**AIM OF THE TASK**
Report how many lines hold the word "Response"; answer with the number alone.

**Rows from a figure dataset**
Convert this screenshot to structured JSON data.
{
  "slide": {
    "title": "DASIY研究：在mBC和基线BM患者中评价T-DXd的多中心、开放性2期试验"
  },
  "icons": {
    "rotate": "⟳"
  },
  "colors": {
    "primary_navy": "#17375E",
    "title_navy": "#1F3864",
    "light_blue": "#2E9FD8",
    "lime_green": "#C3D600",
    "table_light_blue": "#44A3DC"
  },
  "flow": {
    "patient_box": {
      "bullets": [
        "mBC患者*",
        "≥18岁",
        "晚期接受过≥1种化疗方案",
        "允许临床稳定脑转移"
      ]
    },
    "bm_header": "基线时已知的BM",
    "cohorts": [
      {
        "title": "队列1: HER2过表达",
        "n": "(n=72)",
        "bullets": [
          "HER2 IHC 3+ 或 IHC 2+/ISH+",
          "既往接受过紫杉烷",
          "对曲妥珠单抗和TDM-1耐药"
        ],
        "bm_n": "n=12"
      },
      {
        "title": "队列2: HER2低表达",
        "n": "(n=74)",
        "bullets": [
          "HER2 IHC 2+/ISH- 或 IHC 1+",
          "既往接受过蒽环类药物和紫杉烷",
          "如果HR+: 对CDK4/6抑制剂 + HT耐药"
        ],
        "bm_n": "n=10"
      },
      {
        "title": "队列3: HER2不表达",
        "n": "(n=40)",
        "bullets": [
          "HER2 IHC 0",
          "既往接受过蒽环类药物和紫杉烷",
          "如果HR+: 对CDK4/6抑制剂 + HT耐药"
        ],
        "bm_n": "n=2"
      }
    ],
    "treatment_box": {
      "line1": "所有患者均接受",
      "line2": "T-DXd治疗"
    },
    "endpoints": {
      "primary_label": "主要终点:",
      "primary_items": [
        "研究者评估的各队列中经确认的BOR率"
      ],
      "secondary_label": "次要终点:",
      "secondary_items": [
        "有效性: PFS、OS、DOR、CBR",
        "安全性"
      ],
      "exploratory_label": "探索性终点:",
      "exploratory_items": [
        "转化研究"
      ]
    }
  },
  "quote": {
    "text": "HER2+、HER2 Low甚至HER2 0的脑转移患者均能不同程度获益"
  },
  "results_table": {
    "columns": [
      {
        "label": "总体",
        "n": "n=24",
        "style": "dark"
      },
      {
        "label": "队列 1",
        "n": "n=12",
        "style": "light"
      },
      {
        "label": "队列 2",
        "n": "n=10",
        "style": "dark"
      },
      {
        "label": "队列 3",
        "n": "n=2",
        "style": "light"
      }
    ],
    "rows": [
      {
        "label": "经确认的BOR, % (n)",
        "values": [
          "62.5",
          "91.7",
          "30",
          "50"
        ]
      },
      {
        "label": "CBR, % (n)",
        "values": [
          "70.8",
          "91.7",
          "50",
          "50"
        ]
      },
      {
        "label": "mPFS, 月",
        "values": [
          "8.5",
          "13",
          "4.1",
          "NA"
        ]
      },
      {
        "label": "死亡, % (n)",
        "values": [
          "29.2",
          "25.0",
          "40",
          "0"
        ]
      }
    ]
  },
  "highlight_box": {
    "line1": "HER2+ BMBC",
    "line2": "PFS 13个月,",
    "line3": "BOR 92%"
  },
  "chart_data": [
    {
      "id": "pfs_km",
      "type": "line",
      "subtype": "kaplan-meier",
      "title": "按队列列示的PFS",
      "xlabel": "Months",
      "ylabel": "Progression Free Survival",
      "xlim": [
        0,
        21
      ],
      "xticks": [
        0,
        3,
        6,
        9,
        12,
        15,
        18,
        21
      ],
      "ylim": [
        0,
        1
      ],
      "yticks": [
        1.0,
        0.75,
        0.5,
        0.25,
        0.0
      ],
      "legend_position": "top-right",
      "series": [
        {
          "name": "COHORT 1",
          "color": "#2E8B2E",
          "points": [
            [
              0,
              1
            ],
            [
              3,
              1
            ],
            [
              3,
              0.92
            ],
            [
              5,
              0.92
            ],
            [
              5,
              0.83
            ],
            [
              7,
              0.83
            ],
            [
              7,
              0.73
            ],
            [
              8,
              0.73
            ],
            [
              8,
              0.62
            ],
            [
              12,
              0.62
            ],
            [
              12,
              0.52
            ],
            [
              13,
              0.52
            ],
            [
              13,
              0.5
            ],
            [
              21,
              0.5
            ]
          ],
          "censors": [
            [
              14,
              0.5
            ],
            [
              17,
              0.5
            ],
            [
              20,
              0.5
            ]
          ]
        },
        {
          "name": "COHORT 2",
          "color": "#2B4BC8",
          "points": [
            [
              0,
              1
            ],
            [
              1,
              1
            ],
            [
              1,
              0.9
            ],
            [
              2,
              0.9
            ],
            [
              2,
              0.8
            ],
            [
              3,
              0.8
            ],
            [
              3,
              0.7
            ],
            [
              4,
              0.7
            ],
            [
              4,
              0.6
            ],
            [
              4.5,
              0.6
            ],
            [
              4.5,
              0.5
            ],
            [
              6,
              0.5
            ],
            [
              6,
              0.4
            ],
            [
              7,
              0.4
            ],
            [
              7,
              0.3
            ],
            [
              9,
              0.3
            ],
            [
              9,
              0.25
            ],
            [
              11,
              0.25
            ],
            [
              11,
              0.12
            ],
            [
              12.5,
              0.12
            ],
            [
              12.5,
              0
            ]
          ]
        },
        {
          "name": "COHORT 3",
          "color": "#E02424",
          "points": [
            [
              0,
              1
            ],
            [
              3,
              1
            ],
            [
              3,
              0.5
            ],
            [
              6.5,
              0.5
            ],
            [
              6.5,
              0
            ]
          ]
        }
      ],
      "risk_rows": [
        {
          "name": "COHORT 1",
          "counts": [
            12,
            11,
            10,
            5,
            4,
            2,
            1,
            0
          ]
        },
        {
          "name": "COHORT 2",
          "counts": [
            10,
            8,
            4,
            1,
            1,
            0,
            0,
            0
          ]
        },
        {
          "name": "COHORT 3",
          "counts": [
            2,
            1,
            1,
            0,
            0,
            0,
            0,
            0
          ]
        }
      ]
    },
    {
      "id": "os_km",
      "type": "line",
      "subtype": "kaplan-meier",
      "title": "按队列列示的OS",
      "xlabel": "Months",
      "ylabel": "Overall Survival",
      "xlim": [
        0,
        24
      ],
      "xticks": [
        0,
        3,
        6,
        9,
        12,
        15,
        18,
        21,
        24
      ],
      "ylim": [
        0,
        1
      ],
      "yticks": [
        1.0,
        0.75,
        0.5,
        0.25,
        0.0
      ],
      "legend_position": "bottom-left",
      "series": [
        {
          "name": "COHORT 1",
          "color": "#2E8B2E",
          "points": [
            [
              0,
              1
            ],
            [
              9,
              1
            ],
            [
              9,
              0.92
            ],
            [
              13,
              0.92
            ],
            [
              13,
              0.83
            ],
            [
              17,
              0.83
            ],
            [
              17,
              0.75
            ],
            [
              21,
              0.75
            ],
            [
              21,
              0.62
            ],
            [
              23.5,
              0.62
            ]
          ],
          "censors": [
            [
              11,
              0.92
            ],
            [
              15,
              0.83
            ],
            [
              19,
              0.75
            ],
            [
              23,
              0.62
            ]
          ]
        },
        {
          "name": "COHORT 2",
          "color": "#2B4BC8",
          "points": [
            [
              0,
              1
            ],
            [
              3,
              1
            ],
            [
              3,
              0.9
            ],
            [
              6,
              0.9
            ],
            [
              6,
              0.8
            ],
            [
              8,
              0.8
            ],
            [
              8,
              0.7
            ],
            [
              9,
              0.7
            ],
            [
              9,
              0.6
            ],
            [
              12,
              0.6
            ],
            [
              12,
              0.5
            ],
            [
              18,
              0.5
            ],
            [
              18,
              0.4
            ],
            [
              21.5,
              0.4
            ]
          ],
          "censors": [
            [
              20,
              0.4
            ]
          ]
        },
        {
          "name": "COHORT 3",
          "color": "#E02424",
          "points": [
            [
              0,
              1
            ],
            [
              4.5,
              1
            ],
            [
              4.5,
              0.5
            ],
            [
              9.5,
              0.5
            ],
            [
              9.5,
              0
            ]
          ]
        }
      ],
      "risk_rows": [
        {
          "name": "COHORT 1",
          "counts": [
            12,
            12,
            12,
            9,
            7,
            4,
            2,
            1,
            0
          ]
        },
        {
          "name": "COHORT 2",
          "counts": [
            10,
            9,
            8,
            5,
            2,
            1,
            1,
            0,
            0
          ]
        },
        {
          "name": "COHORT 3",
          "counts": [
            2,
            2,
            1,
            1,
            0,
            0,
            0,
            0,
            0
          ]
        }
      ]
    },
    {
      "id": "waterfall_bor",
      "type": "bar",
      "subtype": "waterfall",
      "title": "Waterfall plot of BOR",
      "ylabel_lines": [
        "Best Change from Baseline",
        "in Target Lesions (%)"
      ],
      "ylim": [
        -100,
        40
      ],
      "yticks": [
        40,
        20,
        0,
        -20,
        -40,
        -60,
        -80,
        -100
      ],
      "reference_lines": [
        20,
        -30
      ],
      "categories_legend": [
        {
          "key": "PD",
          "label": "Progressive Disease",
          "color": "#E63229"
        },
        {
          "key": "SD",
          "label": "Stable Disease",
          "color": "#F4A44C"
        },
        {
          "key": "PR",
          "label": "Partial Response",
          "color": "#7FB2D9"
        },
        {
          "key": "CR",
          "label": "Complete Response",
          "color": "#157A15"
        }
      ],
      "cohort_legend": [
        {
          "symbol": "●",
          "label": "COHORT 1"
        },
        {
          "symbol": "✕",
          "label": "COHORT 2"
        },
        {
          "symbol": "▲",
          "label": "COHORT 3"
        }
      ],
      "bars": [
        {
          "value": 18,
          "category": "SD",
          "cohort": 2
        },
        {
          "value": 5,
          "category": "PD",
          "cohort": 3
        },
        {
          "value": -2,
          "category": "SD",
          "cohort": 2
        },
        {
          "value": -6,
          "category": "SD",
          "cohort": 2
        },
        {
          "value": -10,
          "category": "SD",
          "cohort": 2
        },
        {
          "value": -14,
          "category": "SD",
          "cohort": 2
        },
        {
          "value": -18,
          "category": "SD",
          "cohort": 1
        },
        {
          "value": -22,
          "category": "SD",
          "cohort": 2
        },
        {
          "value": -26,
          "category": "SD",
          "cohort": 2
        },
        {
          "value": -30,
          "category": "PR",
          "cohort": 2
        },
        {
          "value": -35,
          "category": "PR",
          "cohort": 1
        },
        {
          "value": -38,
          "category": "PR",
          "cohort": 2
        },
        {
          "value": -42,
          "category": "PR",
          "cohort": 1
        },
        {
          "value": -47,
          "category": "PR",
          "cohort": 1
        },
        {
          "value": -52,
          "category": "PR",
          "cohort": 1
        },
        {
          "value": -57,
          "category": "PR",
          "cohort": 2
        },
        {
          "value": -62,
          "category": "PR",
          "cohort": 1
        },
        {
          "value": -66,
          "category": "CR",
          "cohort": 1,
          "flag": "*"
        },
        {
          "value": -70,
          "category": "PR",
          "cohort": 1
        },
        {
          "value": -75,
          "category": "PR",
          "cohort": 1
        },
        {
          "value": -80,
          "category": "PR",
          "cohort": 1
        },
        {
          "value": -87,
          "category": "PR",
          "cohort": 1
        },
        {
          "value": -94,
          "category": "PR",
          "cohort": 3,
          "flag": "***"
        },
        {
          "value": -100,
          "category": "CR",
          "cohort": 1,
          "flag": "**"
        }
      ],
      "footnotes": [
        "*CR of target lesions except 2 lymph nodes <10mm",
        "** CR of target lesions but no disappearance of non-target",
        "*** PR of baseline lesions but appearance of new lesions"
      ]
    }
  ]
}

**REPLY**
2